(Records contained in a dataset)
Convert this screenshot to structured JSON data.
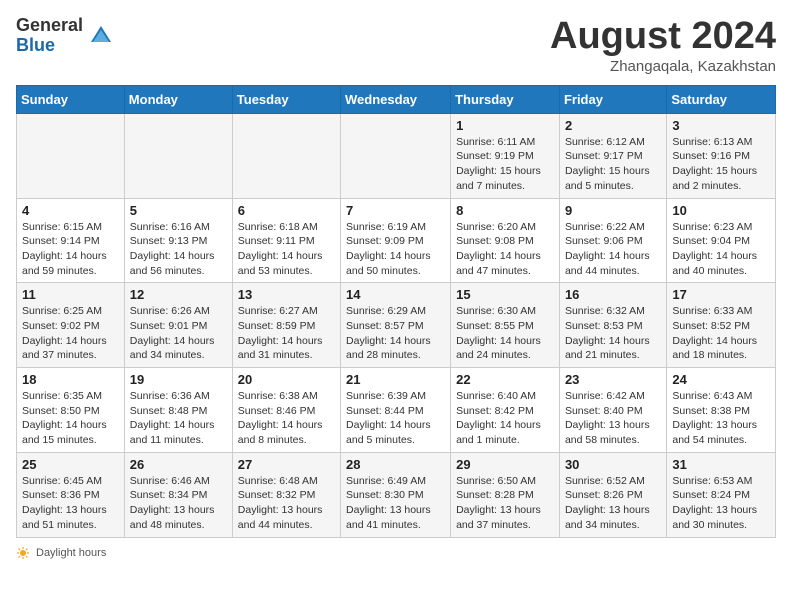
{
  "header": {
    "logo_general": "General",
    "logo_blue": "Blue",
    "month_title": "August 2024",
    "subtitle": "Zhangaqala, Kazakhstan"
  },
  "weekdays": [
    "Sunday",
    "Monday",
    "Tuesday",
    "Wednesday",
    "Thursday",
    "Friday",
    "Saturday"
  ],
  "weeks": [
    [
      {
        "day": "",
        "info": ""
      },
      {
        "day": "",
        "info": ""
      },
      {
        "day": "",
        "info": ""
      },
      {
        "day": "",
        "info": ""
      },
      {
        "day": "1",
        "info": "Sunrise: 6:11 AM\nSunset: 9:19 PM\nDaylight: 15 hours\nand 7 minutes."
      },
      {
        "day": "2",
        "info": "Sunrise: 6:12 AM\nSunset: 9:17 PM\nDaylight: 15 hours\nand 5 minutes."
      },
      {
        "day": "3",
        "info": "Sunrise: 6:13 AM\nSunset: 9:16 PM\nDaylight: 15 hours\nand 2 minutes."
      }
    ],
    [
      {
        "day": "4",
        "info": "Sunrise: 6:15 AM\nSunset: 9:14 PM\nDaylight: 14 hours\nand 59 minutes."
      },
      {
        "day": "5",
        "info": "Sunrise: 6:16 AM\nSunset: 9:13 PM\nDaylight: 14 hours\nand 56 minutes."
      },
      {
        "day": "6",
        "info": "Sunrise: 6:18 AM\nSunset: 9:11 PM\nDaylight: 14 hours\nand 53 minutes."
      },
      {
        "day": "7",
        "info": "Sunrise: 6:19 AM\nSunset: 9:09 PM\nDaylight: 14 hours\nand 50 minutes."
      },
      {
        "day": "8",
        "info": "Sunrise: 6:20 AM\nSunset: 9:08 PM\nDaylight: 14 hours\nand 47 minutes."
      },
      {
        "day": "9",
        "info": "Sunrise: 6:22 AM\nSunset: 9:06 PM\nDaylight: 14 hours\nand 44 minutes."
      },
      {
        "day": "10",
        "info": "Sunrise: 6:23 AM\nSunset: 9:04 PM\nDaylight: 14 hours\nand 40 minutes."
      }
    ],
    [
      {
        "day": "11",
        "info": "Sunrise: 6:25 AM\nSunset: 9:02 PM\nDaylight: 14 hours\nand 37 minutes."
      },
      {
        "day": "12",
        "info": "Sunrise: 6:26 AM\nSunset: 9:01 PM\nDaylight: 14 hours\nand 34 minutes."
      },
      {
        "day": "13",
        "info": "Sunrise: 6:27 AM\nSunset: 8:59 PM\nDaylight: 14 hours\nand 31 minutes."
      },
      {
        "day": "14",
        "info": "Sunrise: 6:29 AM\nSunset: 8:57 PM\nDaylight: 14 hours\nand 28 minutes."
      },
      {
        "day": "15",
        "info": "Sunrise: 6:30 AM\nSunset: 8:55 PM\nDaylight: 14 hours\nand 24 minutes."
      },
      {
        "day": "16",
        "info": "Sunrise: 6:32 AM\nSunset: 8:53 PM\nDaylight: 14 hours\nand 21 minutes."
      },
      {
        "day": "17",
        "info": "Sunrise: 6:33 AM\nSunset: 8:52 PM\nDaylight: 14 hours\nand 18 minutes."
      }
    ],
    [
      {
        "day": "18",
        "info": "Sunrise: 6:35 AM\nSunset: 8:50 PM\nDaylight: 14 hours\nand 15 minutes."
      },
      {
        "day": "19",
        "info": "Sunrise: 6:36 AM\nSunset: 8:48 PM\nDaylight: 14 hours\nand 11 minutes."
      },
      {
        "day": "20",
        "info": "Sunrise: 6:38 AM\nSunset: 8:46 PM\nDaylight: 14 hours\nand 8 minutes."
      },
      {
        "day": "21",
        "info": "Sunrise: 6:39 AM\nSunset: 8:44 PM\nDaylight: 14 hours\nand 5 minutes."
      },
      {
        "day": "22",
        "info": "Sunrise: 6:40 AM\nSunset: 8:42 PM\nDaylight: 14 hours\nand 1 minute."
      },
      {
        "day": "23",
        "info": "Sunrise: 6:42 AM\nSunset: 8:40 PM\nDaylight: 13 hours\nand 58 minutes."
      },
      {
        "day": "24",
        "info": "Sunrise: 6:43 AM\nSunset: 8:38 PM\nDaylight: 13 hours\nand 54 minutes."
      }
    ],
    [
      {
        "day": "25",
        "info": "Sunrise: 6:45 AM\nSunset: 8:36 PM\nDaylight: 13 hours\nand 51 minutes."
      },
      {
        "day": "26",
        "info": "Sunrise: 6:46 AM\nSunset: 8:34 PM\nDaylight: 13 hours\nand 48 minutes."
      },
      {
        "day": "27",
        "info": "Sunrise: 6:48 AM\nSunset: 8:32 PM\nDaylight: 13 hours\nand 44 minutes."
      },
      {
        "day": "28",
        "info": "Sunrise: 6:49 AM\nSunset: 8:30 PM\nDaylight: 13 hours\nand 41 minutes."
      },
      {
        "day": "29",
        "info": "Sunrise: 6:50 AM\nSunset: 8:28 PM\nDaylight: 13 hours\nand 37 minutes."
      },
      {
        "day": "30",
        "info": "Sunrise: 6:52 AM\nSunset: 8:26 PM\nDaylight: 13 hours\nand 34 minutes."
      },
      {
        "day": "31",
        "info": "Sunrise: 6:53 AM\nSunset: 8:24 PM\nDaylight: 13 hours\nand 30 minutes."
      }
    ]
  ],
  "footer": {
    "daylight_label": "Daylight hours"
  }
}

> [Goal]: Copy out all of the material exactly as written, without its pictures.

> [Exercise output]:
Convert this screenshot to structured JSON data.
{
  "header": {
    "logo_general": "General",
    "logo_blue": "Blue",
    "month_title": "August 2024",
    "subtitle": "Zhangaqala, Kazakhstan"
  },
  "weekdays": [
    "Sunday",
    "Monday",
    "Tuesday",
    "Wednesday",
    "Thursday",
    "Friday",
    "Saturday"
  ],
  "weeks": [
    [
      {
        "day": "",
        "info": ""
      },
      {
        "day": "",
        "info": ""
      },
      {
        "day": "",
        "info": ""
      },
      {
        "day": "",
        "info": ""
      },
      {
        "day": "1",
        "info": "Sunrise: 6:11 AM\nSunset: 9:19 PM\nDaylight: 15 hours\nand 7 minutes."
      },
      {
        "day": "2",
        "info": "Sunrise: 6:12 AM\nSunset: 9:17 PM\nDaylight: 15 hours\nand 5 minutes."
      },
      {
        "day": "3",
        "info": "Sunrise: 6:13 AM\nSunset: 9:16 PM\nDaylight: 15 hours\nand 2 minutes."
      }
    ],
    [
      {
        "day": "4",
        "info": "Sunrise: 6:15 AM\nSunset: 9:14 PM\nDaylight: 14 hours\nand 59 minutes."
      },
      {
        "day": "5",
        "info": "Sunrise: 6:16 AM\nSunset: 9:13 PM\nDaylight: 14 hours\nand 56 minutes."
      },
      {
        "day": "6",
        "info": "Sunrise: 6:18 AM\nSunset: 9:11 PM\nDaylight: 14 hours\nand 53 minutes."
      },
      {
        "day": "7",
        "info": "Sunrise: 6:19 AM\nSunset: 9:09 PM\nDaylight: 14 hours\nand 50 minutes."
      },
      {
        "day": "8",
        "info": "Sunrise: 6:20 AM\nSunset: 9:08 PM\nDaylight: 14 hours\nand 47 minutes."
      },
      {
        "day": "9",
        "info": "Sunrise: 6:22 AM\nSunset: 9:06 PM\nDaylight: 14 hours\nand 44 minutes."
      },
      {
        "day": "10",
        "info": "Sunrise: 6:23 AM\nSunset: 9:04 PM\nDaylight: 14 hours\nand 40 minutes."
      }
    ],
    [
      {
        "day": "11",
        "info": "Sunrise: 6:25 AM\nSunset: 9:02 PM\nDaylight: 14 hours\nand 37 minutes."
      },
      {
        "day": "12",
        "info": "Sunrise: 6:26 AM\nSunset: 9:01 PM\nDaylight: 14 hours\nand 34 minutes."
      },
      {
        "day": "13",
        "info": "Sunrise: 6:27 AM\nSunset: 8:59 PM\nDaylight: 14 hours\nand 31 minutes."
      },
      {
        "day": "14",
        "info": "Sunrise: 6:29 AM\nSunset: 8:57 PM\nDaylight: 14 hours\nand 28 minutes."
      },
      {
        "day": "15",
        "info": "Sunrise: 6:30 AM\nSunset: 8:55 PM\nDaylight: 14 hours\nand 24 minutes."
      },
      {
        "day": "16",
        "info": "Sunrise: 6:32 AM\nSunset: 8:53 PM\nDaylight: 14 hours\nand 21 minutes."
      },
      {
        "day": "17",
        "info": "Sunrise: 6:33 AM\nSunset: 8:52 PM\nDaylight: 14 hours\nand 18 minutes."
      }
    ],
    [
      {
        "day": "18",
        "info": "Sunrise: 6:35 AM\nSunset: 8:50 PM\nDaylight: 14 hours\nand 15 minutes."
      },
      {
        "day": "19",
        "info": "Sunrise: 6:36 AM\nSunset: 8:48 PM\nDaylight: 14 hours\nand 11 minutes."
      },
      {
        "day": "20",
        "info": "Sunrise: 6:38 AM\nSunset: 8:46 PM\nDaylight: 14 hours\nand 8 minutes."
      },
      {
        "day": "21",
        "info": "Sunrise: 6:39 AM\nSunset: 8:44 PM\nDaylight: 14 hours\nand 5 minutes."
      },
      {
        "day": "22",
        "info": "Sunrise: 6:40 AM\nSunset: 8:42 PM\nDaylight: 14 hours\nand 1 minute."
      },
      {
        "day": "23",
        "info": "Sunrise: 6:42 AM\nSunset: 8:40 PM\nDaylight: 13 hours\nand 58 minutes."
      },
      {
        "day": "24",
        "info": "Sunrise: 6:43 AM\nSunset: 8:38 PM\nDaylight: 13 hours\nand 54 minutes."
      }
    ],
    [
      {
        "day": "25",
        "info": "Sunrise: 6:45 AM\nSunset: 8:36 PM\nDaylight: 13 hours\nand 51 minutes."
      },
      {
        "day": "26",
        "info": "Sunrise: 6:46 AM\nSunset: 8:34 PM\nDaylight: 13 hours\nand 48 minutes."
      },
      {
        "day": "27",
        "info": "Sunrise: 6:48 AM\nSunset: 8:32 PM\nDaylight: 13 hours\nand 44 minutes."
      },
      {
        "day": "28",
        "info": "Sunrise: 6:49 AM\nSunset: 8:30 PM\nDaylight: 13 hours\nand 41 minutes."
      },
      {
        "day": "29",
        "info": "Sunrise: 6:50 AM\nSunset: 8:28 PM\nDaylight: 13 hours\nand 37 minutes."
      },
      {
        "day": "30",
        "info": "Sunrise: 6:52 AM\nSunset: 8:26 PM\nDaylight: 13 hours\nand 34 minutes."
      },
      {
        "day": "31",
        "info": "Sunrise: 6:53 AM\nSunset: 8:24 PM\nDaylight: 13 hours\nand 30 minutes."
      }
    ]
  ],
  "footer": {
    "daylight_label": "Daylight hours"
  }
}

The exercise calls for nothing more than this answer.